▶ [PROBLEM DESCRIPTION]:
From the listing that follows, output everything exactly except the pictures.

▶ [SUPPLIED RECORDS]:

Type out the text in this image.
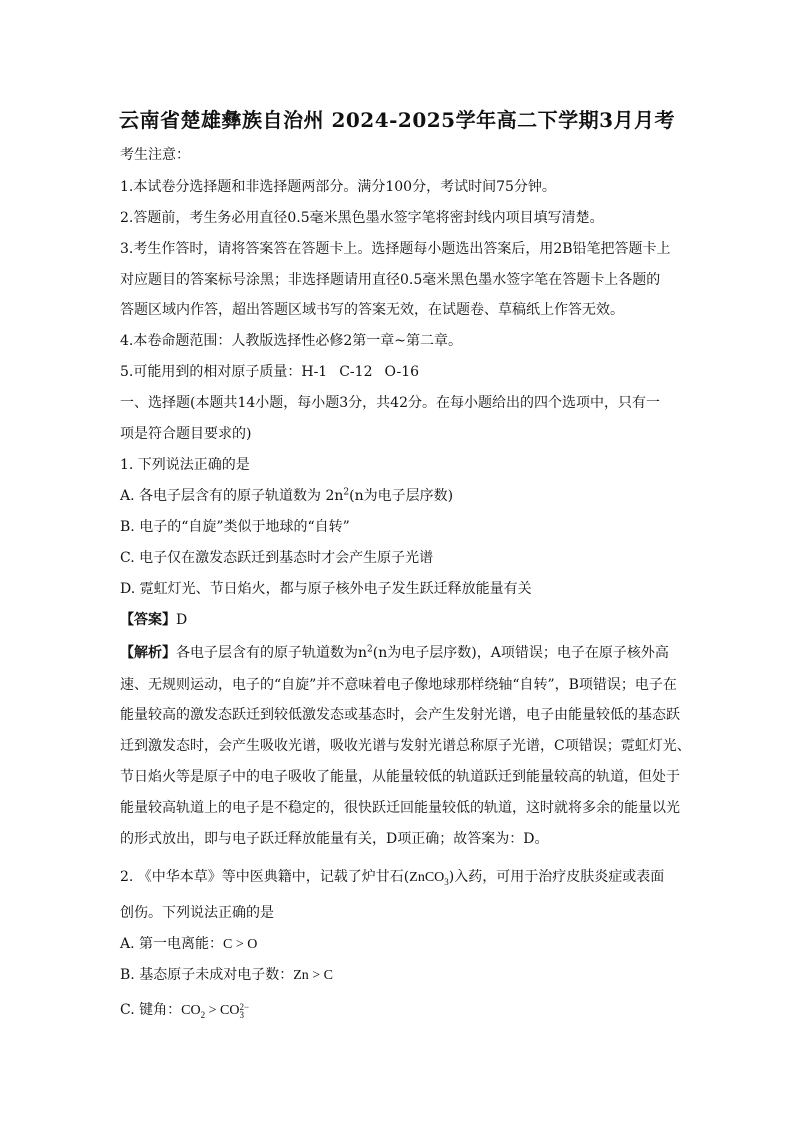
云南省楚雄彝族自治州 2024-2025学年高二下学期3月月考
考生注意：
1.本试卷分选择题和非选择题两部分。满分100分，考试时间75分钟。
2.答题前，考生务必用直径0.5毫米黑色墨水签字笔将密封线内项目填写清楚。
3.考生作答时，请将答案答在答题卡上。选择题每小题选出答案后，用2B铅笔把答题卡上
对应题目的答案标号涂黑；非选择题请用直径0.5毫米黑色墨水签字笔在答题卡上各题的
答题区域内作答，超出答题区域书写的答案无效，在试题卷、草稿纸上作答无效。
4.本卷命题范围：人教版选择性必修2第一章~第二章。
5.可能用到的相对原子质量：H-1 C-12 O-16
一、选择题(本题共14小题，每小题3分，共42分。在每小题给出的四个选项中，只有一
项是符合题目要求的)
1. 下列说法正确的是
A. 各电子层含有的原子轨道数为 $2n^2(n$为电子层序数)
B. 电子的“自旋”类似于地球的“自转”
C. 电子仅在激发态跃迁到基态时才会产生原子光谱
D. 霓虹灯光、节日焰火，都与原子核外电子发生跃迁释放能量有关
【答案】D
【解析】各电子层含有的原子轨道数为$n^2(n$为电子层序数)，A项错误；电子在原子核外高
速、无规则运动，电子的“自旋”并不意味着电子像地球那样绕轴“自转”，B项错误；电子在
能量较高的激发态跃迁到较低激发态或基态时，会产生发射光谱，电子由能量较低的基态跃
迁到激发态时，会产生吸收光谱，吸收光谱与发射光谱总称原子光谱，C项错误；霓虹灯光、
节日焰火等是原子中的电子吸收了能量，从能量较低的轨道跃迁到能量较高的轨道，但处于
能量较高轨道上的电子是不稳定的，很快跃迁回能量较低的轨道，这时就将多余的能量以光
的形式放出，即与电子跃迁释放能量有关，D项正确；故答案为：D。
2. 《中华本草》等中医典籍中，记载了炉甘石(ZnCO$_3$)入药，可用于治疗皮肤炎症或表面
创伤。下列说法正确的是
A. 第一电离能：C > O
B. 基态原子未成对电子数：Zn > C
C. 键角：$CO_2$ > CO 2−
3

▶ [WORKED SOLUTION]:
Type out the text in this image.
云南省楚雄彝族自治州 2024-2025学年高二下学期3月月考
考生注意：
1.本试卷分选择题和非选择题两部分。满分100分，考试时间75分钟。
2.答题前，考生务必用直径0.5毫米黑色墨水签字笔将密封线内项目填写清楚。
3.考生作答时，请将答案答在答题卡上。选择题每小题选出答案后，用2B铅笔把答题卡上
对应题目的答案标号涂黑；非选择题请用直径0.5毫米黑色墨水签字笔在答题卡上各题的
答题区域内作答，超出答题区域书写的答案无效，在试题卷、草稿纸上作答无效。
4.本卷命题范围：人教版选择性必修2第一章~第二章。
5.可能用到的相对原子质量：H-1 C-12 O-16
一、选择题(本题共14小题，每小题3分，共42分。在每小题给出的四个选项中，只有一
项是符合题目要求的)
1. 下列说法正确的是
A. 各电子层含有的原子轨道数为 $2n^2(n$为电子层序数)
B. 电子的“自旋”类似于地球的“自转”
C. 电子仅在激发态跃迁到基态时才会产生原子光谱
D. 霓虹灯光、节日焰火，都与原子核外电子发生跃迁释放能量有关
【答案】D
【解析】各电子层含有的原子轨道数为$n^2(n$为电子层序数)，A项错误；电子在原子核外高
速、无规则运动，电子的“自旋”并不意味着电子像地球那样绕轴“自转”，B项错误；电子在
能量较高的激发态跃迁到较低激发态或基态时，会产生发射光谱，电子由能量较低的基态跃
迁到激发态时，会产生吸收光谱，吸收光谱与发射光谱总称原子光谱，C项错误；霓虹灯光、
节日焰火等是原子中的电子吸收了能量，从能量较低的轨道跃迁到能量较高的轨道，但处于
能量较高轨道上的电子是不稳定的，很快跃迁回能量较低的轨道，这时就将多余的能量以光
的形式放出，即与电子跃迁释放能量有关，D项正确；故答案为：D。
2. 《中华本草》等中医典籍中，记载了炉甘石(ZnCO$_3$)入药，可用于治疗皮肤炎症或表面
创伤。下列说法正确的是
A. 第一电离能：C > O
B. 基态原子未成对电子数：Zn > C
C. 键角：$CO_2$ > CO 2−
3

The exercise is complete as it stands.